Objective: Pick out the lines in the listing below that contain the word "median" and copy them.

Material for this task:

>>>

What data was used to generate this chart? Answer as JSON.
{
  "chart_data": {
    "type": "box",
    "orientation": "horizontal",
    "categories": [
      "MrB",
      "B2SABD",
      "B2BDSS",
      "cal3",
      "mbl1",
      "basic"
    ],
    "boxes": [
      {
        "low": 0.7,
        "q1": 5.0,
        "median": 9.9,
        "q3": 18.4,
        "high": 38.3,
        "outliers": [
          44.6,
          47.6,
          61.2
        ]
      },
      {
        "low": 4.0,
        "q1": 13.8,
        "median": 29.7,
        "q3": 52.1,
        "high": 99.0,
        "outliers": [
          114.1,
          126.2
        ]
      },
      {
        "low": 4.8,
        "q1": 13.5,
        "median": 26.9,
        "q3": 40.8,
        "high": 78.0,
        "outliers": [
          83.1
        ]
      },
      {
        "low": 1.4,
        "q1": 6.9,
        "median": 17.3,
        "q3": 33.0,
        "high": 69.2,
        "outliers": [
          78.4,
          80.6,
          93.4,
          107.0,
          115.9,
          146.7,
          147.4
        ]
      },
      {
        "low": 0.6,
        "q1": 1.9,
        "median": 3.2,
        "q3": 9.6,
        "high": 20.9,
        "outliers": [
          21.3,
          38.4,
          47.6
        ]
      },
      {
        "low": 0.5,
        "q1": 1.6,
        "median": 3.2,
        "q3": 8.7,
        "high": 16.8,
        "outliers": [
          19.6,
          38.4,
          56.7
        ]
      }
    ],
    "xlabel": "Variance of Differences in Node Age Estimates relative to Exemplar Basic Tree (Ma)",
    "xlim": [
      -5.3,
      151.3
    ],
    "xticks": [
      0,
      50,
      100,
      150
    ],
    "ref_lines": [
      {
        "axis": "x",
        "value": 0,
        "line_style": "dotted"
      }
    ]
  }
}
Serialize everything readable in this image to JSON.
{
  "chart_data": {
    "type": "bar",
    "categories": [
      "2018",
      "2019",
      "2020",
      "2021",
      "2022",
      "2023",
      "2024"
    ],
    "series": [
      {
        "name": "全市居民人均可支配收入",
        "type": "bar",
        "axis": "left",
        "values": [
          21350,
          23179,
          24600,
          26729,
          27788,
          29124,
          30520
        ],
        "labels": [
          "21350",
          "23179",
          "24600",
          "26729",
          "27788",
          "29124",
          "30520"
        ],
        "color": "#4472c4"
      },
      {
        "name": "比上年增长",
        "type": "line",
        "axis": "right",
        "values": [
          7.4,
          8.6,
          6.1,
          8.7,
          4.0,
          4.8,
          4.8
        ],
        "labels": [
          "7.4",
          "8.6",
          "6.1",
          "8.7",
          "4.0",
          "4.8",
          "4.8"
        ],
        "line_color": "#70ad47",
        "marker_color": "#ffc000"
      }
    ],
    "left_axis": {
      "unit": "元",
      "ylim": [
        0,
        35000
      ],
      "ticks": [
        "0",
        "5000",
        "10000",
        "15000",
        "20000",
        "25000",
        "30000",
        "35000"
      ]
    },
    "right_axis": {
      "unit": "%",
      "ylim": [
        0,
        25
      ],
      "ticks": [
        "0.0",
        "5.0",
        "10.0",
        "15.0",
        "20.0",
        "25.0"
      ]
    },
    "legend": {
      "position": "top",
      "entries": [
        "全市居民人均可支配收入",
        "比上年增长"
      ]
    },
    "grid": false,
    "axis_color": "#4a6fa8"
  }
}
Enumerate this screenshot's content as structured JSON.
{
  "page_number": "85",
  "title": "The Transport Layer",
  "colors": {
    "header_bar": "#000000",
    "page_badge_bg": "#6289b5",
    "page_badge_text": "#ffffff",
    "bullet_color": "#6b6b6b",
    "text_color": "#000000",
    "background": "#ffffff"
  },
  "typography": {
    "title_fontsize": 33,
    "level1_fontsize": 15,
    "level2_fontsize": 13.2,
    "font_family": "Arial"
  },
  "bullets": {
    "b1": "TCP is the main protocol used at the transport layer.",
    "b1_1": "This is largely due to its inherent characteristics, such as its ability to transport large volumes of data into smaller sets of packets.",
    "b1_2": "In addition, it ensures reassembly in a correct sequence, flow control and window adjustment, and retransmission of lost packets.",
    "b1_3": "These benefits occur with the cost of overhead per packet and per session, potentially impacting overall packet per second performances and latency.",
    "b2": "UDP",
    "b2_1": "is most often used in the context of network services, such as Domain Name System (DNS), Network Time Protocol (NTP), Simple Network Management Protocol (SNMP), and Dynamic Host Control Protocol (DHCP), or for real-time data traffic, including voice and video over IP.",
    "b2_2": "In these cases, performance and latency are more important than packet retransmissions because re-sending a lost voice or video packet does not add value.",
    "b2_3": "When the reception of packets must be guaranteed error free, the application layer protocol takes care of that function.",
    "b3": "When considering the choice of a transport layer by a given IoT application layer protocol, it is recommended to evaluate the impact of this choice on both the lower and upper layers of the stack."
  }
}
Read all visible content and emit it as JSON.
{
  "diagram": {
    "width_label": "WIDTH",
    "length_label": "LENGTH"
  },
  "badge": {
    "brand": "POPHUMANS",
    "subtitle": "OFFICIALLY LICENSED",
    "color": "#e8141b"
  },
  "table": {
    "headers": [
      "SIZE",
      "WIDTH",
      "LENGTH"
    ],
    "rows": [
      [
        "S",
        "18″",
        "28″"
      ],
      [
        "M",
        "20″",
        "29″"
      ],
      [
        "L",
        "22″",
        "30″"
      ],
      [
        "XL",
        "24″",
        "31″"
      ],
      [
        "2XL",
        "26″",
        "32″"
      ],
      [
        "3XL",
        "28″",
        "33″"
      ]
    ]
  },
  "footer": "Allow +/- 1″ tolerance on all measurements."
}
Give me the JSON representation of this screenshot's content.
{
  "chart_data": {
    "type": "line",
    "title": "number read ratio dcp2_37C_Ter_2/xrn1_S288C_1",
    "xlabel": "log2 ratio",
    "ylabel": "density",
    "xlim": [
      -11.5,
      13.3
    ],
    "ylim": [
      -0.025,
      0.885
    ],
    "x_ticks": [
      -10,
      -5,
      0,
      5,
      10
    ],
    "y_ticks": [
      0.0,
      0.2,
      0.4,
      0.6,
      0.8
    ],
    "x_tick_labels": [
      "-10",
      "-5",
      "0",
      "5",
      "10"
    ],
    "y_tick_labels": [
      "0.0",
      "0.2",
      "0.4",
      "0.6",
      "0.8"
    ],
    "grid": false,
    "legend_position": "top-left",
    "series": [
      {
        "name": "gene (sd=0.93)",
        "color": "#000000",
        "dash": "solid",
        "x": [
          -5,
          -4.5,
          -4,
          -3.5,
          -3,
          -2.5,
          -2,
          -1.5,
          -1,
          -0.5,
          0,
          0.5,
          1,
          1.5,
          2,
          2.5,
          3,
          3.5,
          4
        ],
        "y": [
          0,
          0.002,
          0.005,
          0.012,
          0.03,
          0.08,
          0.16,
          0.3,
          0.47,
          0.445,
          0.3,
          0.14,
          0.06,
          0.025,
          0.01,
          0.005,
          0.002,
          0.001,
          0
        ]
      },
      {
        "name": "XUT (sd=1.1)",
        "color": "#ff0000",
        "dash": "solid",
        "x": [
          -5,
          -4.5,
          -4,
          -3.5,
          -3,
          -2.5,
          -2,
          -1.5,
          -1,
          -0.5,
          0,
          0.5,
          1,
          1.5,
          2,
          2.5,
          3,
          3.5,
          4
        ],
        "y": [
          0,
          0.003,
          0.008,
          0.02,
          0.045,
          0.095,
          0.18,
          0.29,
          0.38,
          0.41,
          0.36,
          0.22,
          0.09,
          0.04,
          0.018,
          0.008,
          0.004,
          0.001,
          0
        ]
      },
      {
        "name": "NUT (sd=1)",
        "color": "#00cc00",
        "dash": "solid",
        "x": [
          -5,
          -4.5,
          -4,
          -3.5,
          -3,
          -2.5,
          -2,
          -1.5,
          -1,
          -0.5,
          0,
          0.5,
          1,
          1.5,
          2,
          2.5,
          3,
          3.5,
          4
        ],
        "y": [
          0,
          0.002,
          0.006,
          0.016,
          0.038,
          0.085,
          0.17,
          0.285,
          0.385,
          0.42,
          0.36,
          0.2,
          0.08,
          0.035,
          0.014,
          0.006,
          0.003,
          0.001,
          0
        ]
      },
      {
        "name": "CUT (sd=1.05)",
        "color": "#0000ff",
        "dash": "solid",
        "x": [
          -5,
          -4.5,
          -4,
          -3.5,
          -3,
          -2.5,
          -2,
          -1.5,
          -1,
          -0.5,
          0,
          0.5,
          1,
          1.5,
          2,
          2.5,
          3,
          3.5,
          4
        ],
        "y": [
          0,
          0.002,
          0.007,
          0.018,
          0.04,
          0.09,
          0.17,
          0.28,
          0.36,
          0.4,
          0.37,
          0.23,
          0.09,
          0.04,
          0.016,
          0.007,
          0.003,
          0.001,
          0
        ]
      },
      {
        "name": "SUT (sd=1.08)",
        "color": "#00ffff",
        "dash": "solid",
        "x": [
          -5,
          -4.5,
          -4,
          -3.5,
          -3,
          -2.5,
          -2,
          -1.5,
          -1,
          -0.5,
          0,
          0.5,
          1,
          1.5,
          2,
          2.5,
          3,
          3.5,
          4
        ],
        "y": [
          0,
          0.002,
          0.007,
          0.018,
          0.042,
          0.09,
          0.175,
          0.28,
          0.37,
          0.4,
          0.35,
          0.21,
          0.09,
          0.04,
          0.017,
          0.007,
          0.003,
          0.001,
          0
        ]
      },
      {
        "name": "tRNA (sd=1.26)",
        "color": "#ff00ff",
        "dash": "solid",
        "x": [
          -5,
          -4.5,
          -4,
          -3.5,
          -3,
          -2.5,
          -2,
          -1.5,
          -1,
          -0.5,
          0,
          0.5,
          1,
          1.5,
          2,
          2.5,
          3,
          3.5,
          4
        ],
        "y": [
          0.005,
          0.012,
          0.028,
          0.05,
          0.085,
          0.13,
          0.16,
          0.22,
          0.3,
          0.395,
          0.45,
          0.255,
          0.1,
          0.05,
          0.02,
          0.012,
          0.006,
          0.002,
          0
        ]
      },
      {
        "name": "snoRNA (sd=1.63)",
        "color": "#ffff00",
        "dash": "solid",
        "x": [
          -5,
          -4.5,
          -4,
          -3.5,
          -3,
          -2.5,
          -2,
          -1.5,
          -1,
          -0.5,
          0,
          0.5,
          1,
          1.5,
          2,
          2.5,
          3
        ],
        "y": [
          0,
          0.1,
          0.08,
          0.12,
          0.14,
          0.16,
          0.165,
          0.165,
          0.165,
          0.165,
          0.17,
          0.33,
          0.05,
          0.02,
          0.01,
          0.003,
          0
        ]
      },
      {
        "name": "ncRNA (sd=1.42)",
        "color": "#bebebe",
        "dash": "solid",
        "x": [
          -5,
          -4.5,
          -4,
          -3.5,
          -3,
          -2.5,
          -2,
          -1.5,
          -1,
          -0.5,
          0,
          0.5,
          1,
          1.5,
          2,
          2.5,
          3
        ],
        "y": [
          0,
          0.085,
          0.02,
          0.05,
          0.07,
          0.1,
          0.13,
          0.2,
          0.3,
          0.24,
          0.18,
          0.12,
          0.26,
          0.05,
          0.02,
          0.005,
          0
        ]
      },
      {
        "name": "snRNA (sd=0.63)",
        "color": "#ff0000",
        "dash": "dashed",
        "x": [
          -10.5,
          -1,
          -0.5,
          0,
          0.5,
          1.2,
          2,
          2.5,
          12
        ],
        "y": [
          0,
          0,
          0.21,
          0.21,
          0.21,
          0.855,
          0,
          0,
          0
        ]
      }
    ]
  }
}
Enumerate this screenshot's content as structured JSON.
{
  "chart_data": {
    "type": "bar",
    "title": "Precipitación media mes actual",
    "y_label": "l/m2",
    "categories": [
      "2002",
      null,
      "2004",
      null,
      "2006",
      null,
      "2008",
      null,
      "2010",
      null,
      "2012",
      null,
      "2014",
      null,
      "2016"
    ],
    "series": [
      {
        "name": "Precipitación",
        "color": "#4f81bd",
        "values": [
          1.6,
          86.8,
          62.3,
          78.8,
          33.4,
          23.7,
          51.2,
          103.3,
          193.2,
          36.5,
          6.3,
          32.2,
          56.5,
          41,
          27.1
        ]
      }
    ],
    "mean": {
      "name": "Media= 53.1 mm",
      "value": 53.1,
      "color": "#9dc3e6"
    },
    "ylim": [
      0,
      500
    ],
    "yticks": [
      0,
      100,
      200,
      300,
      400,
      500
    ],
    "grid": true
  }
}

<<<

Answer in full:
        "median": 9.9,
        "median": 29.7,
        "median": 26.9,
        "median": 17.3,
        "median": 3.2,
        "median": 3.2,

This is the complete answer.